### [LISTED RECORDS]

+ + + + +

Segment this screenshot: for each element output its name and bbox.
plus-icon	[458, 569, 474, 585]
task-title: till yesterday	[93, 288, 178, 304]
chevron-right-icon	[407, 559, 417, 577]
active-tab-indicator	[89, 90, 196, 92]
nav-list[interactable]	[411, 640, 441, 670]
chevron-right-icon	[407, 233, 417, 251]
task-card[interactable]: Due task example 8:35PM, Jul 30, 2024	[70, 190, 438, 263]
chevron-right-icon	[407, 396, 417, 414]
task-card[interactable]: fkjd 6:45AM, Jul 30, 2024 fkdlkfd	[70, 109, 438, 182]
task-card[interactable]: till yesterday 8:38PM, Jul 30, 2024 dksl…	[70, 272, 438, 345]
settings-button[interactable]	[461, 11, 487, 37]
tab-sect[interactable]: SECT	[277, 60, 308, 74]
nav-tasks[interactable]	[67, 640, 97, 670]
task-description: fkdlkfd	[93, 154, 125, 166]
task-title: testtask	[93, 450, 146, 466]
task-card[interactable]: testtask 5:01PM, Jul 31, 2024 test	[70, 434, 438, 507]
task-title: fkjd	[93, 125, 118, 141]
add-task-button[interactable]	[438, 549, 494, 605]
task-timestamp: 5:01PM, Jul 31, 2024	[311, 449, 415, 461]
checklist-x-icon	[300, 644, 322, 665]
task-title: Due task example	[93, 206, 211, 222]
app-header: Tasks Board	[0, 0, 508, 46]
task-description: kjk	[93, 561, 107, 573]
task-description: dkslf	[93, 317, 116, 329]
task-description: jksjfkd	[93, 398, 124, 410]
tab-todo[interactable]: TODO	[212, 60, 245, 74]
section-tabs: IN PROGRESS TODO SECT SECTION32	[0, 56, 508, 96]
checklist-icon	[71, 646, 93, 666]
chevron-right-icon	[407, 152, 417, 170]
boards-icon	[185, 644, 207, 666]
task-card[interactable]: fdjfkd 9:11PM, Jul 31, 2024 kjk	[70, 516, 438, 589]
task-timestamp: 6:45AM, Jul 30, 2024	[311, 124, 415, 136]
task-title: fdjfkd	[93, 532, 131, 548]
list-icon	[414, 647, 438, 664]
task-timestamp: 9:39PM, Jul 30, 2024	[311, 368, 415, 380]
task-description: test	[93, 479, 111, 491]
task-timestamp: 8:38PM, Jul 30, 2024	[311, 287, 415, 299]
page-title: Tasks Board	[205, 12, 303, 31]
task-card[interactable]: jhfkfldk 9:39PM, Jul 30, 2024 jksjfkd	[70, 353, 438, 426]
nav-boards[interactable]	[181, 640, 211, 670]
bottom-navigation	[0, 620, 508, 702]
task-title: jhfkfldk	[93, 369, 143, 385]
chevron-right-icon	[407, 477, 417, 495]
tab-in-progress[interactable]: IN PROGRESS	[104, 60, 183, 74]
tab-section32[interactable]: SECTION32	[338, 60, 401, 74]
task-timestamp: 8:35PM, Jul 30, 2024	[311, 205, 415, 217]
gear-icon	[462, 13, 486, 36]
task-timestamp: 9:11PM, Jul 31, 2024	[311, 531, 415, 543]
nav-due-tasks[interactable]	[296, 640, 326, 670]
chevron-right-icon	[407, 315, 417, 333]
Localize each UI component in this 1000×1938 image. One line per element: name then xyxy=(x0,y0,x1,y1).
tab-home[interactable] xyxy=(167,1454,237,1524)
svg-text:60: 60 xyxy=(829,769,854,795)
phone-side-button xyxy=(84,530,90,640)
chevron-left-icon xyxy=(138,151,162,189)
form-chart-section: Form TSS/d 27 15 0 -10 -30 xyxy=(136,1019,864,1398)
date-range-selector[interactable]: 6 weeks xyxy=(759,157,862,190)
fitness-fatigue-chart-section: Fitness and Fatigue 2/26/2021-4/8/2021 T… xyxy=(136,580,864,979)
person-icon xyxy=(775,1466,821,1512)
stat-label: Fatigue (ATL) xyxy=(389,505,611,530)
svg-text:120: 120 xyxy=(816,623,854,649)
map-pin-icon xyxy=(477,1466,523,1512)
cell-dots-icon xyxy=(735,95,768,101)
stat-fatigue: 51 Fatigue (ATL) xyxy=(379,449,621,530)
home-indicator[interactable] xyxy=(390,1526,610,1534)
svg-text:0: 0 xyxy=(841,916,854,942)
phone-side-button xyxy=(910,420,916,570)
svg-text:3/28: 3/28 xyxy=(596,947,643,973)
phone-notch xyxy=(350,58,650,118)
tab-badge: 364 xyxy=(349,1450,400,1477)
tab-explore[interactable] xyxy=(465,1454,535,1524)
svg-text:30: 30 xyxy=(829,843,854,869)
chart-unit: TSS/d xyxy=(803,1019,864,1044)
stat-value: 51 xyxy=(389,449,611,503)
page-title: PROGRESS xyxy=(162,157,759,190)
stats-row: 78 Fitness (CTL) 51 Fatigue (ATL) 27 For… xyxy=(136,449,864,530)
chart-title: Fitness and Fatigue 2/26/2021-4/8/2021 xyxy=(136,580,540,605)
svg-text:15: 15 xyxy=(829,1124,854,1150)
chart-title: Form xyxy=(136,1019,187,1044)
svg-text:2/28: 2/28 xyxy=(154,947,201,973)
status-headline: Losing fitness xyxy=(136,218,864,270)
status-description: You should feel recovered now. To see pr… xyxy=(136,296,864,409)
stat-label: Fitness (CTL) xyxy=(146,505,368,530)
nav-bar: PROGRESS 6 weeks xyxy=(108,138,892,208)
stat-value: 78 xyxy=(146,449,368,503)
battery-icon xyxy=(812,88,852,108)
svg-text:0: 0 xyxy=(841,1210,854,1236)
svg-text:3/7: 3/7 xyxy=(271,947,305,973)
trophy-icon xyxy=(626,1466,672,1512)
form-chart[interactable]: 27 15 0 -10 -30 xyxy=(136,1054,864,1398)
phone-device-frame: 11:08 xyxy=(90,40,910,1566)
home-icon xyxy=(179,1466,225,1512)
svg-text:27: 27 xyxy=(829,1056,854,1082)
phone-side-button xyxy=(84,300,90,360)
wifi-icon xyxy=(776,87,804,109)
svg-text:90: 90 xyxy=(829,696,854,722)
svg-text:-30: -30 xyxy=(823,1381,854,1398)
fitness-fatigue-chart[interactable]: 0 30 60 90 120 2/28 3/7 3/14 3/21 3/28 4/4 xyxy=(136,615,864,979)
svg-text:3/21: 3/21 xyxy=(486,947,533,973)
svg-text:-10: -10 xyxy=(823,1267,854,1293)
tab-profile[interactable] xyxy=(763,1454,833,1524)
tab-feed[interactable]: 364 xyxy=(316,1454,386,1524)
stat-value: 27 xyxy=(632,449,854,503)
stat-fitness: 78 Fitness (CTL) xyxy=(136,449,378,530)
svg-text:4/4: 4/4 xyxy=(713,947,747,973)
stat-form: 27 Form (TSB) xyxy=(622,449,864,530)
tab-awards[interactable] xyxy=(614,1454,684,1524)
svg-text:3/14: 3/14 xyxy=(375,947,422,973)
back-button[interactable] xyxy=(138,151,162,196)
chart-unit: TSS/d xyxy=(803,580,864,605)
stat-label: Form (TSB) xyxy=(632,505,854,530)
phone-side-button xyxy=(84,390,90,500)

+ + + + +

### [SHORT PROBLEM]
Retype the listing above line for line, without any changes.

### [FINAL ANSWER]
Segment this screenshot: for each element output its name and bbox.
plus-icon	[458, 569, 474, 585]
task-title: till yesterday	[93, 288, 178, 304]
chevron-right-icon	[407, 559, 417, 577]
active-tab-indicator	[89, 90, 196, 92]
nav-list[interactable]	[411, 640, 441, 670]
chevron-right-icon	[407, 233, 417, 251]
task-card[interactable]: Due task example 8:35PM, Jul 30, 2024	[70, 190, 438, 263]
chevron-right-icon	[407, 396, 417, 414]
task-card[interactable]: fkjd 6:45AM, Jul 30, 2024 fkdlkfd	[70, 109, 438, 182]
task-card[interactable]: till yesterday 8:38PM, Jul 30, 2024 dksl…	[70, 272, 438, 345]
settings-button[interactable]	[461, 11, 487, 37]
tab-sect[interactable]: SECT	[277, 60, 308, 74]
nav-tasks[interactable]	[67, 640, 97, 670]
task-description: fkdlkfd	[93, 154, 125, 166]
task-title: testtask	[93, 450, 146, 466]
task-card[interactable]: testtask 5:01PM, Jul 31, 2024 test	[70, 434, 438, 507]
task-title: fkjd	[93, 125, 118, 141]
add-task-button[interactable]	[438, 549, 494, 605]
task-timestamp: 5:01PM, Jul 31, 2024	[311, 449, 415, 461]
checklist-x-icon	[300, 644, 322, 665]
task-title: Due task example	[93, 206, 211, 222]
app-header: Tasks Board	[0, 0, 508, 46]
task-description: kjk	[93, 561, 107, 573]
task-description: dkslf	[93, 317, 116, 329]
task-description: jksjfkd	[93, 398, 124, 410]
tab-todo[interactable]: TODO	[212, 60, 245, 74]
section-tabs: IN PROGRESS TODO SECT SECTION32	[0, 56, 508, 96]
checklist-icon	[71, 646, 93, 666]
chevron-right-icon	[407, 152, 417, 170]
boards-icon	[185, 644, 207, 666]
task-card[interactable]: fdjfkd 9:11PM, Jul 31, 2024 kjk	[70, 516, 438, 589]
task-timestamp: 6:45AM, Jul 30, 2024	[311, 124, 415, 136]
task-title: fdjfkd	[93, 532, 131, 548]
list-icon	[414, 647, 438, 664]
task-timestamp: 9:39PM, Jul 30, 2024	[311, 368, 415, 380]
task-description: test	[93, 479, 111, 491]
task-timestamp: 8:38PM, Jul 30, 2024	[311, 287, 415, 299]
page-title: Tasks Board	[205, 12, 303, 31]
task-card[interactable]: jhfkfldk 9:39PM, Jul 30, 2024 jksjfkd	[70, 353, 438, 426]
nav-boards[interactable]	[181, 640, 211, 670]
bottom-navigation	[0, 620, 508, 702]
task-title: jhfkfldk	[93, 369, 143, 385]
chevron-right-icon	[407, 477, 417, 495]
tab-in-progress[interactable]: IN PROGRESS	[104, 60, 183, 74]
tab-section32[interactable]: SECTION32	[338, 60, 401, 74]
task-timestamp: 8:35PM, Jul 30, 2024	[311, 205, 415, 217]
gear-icon	[462, 13, 486, 36]
task-timestamp: 9:11PM, Jul 31, 2024	[311, 531, 415, 543]
nav-due-tasks[interactable]	[296, 640, 326, 670]
chevron-right-icon	[407, 315, 417, 333]
Localize each UI component in this 1000×1938 image. One line per element: name then xyxy=(x0,y0,x1,y1).
tab-home[interactable] xyxy=(167,1454,237,1524)
svg-text:60: 60 xyxy=(829,769,854,795)
phone-side-button xyxy=(84,530,90,640)
chevron-left-icon xyxy=(138,151,162,189)
form-chart-section: Form TSS/d 27 15 0 -10 -30 xyxy=(136,1019,864,1398)
date-range-selector[interactable]: 6 weeks xyxy=(759,157,862,190)
fitness-fatigue-chart-section: Fitness and Fatigue 2/26/2021-4/8/2021 T… xyxy=(136,580,864,979)
person-icon xyxy=(775,1466,821,1512)
stat-label: Fatigue (ATL) xyxy=(389,505,611,530)
svg-text:120: 120 xyxy=(816,623,854,649)
map-pin-icon xyxy=(477,1466,523,1512)
cell-dots-icon xyxy=(735,95,768,101)
stat-fatigue: 51 Fatigue (ATL) xyxy=(379,449,621,530)
home-indicator[interactable] xyxy=(390,1526,610,1534)
svg-text:0: 0 xyxy=(841,916,854,942)
phone-side-button xyxy=(910,420,916,570)
svg-text:3/28: 3/28 xyxy=(596,947,643,973)
phone-notch xyxy=(350,58,650,118)
tab-badge: 364 xyxy=(349,1450,400,1477)
tab-explore[interactable] xyxy=(465,1454,535,1524)
svg-text:30: 30 xyxy=(829,843,854,869)
chart-unit: TSS/d xyxy=(803,1019,864,1044)
stat-value: 51 xyxy=(389,449,611,503)
page-title: PROGRESS xyxy=(162,157,759,190)
stats-row: 78 Fitness (CTL) 51 Fatigue (ATL) 27 For… xyxy=(136,449,864,530)
chart-title: Fitness and Fatigue 2/26/2021-4/8/2021 xyxy=(136,580,540,605)
svg-text:15: 15 xyxy=(829,1124,854,1150)
chart-title: Form xyxy=(136,1019,187,1044)
svg-text:2/28: 2/28 xyxy=(154,947,201,973)
status-headline: Losing fitness xyxy=(136,218,864,270)
status-description: You should feel recovered now. To see pr… xyxy=(136,296,864,409)
stat-label: Fitness (CTL) xyxy=(146,505,368,530)
nav-bar: PROGRESS 6 weeks xyxy=(108,138,892,208)
stat-value: 78 xyxy=(146,449,368,503)
battery-icon xyxy=(812,88,852,108)
svg-text:0: 0 xyxy=(841,1210,854,1236)
svg-text:3/7: 3/7 xyxy=(271,947,305,973)
trophy-icon xyxy=(626,1466,672,1512)
form-chart[interactable]: 27 15 0 -10 -30 xyxy=(136,1054,864,1398)
phone-device-frame: 11:08 xyxy=(90,40,910,1566)
home-icon xyxy=(179,1466,225,1512)
svg-text:27: 27 xyxy=(829,1056,854,1082)
phone-side-button xyxy=(84,300,90,360)
wifi-icon xyxy=(776,87,804,109)
svg-text:90: 90 xyxy=(829,696,854,722)
svg-text:-30: -30 xyxy=(823,1381,854,1398)
fitness-fatigue-chart[interactable]: 0 30 60 90 120 2/28 3/7 3/14 3/21 3/28 4/4 xyxy=(136,615,864,979)
svg-text:3/21: 3/21 xyxy=(486,947,533,973)
svg-text:-10: -10 xyxy=(823,1267,854,1293)
tab-profile[interactable] xyxy=(763,1454,833,1524)
tab-feed[interactable]: 364 xyxy=(316,1454,386,1524)
stat-value: 27 xyxy=(632,449,854,503)
stat-fitness: 78 Fitness (CTL) xyxy=(136,449,378,530)
svg-text:4/4: 4/4 xyxy=(713,947,747,973)
stat-form: 27 Form (TSB) xyxy=(622,449,864,530)
tab-awards[interactable] xyxy=(614,1454,684,1524)
svg-text:3/14: 3/14 xyxy=(375,947,422,973)
back-button[interactable] xyxy=(138,151,162,196)
chart-unit: TSS/d xyxy=(803,580,864,605)
stat-label: Form (TSB) xyxy=(632,505,854,530)
phone-side-button xyxy=(84,390,90,500)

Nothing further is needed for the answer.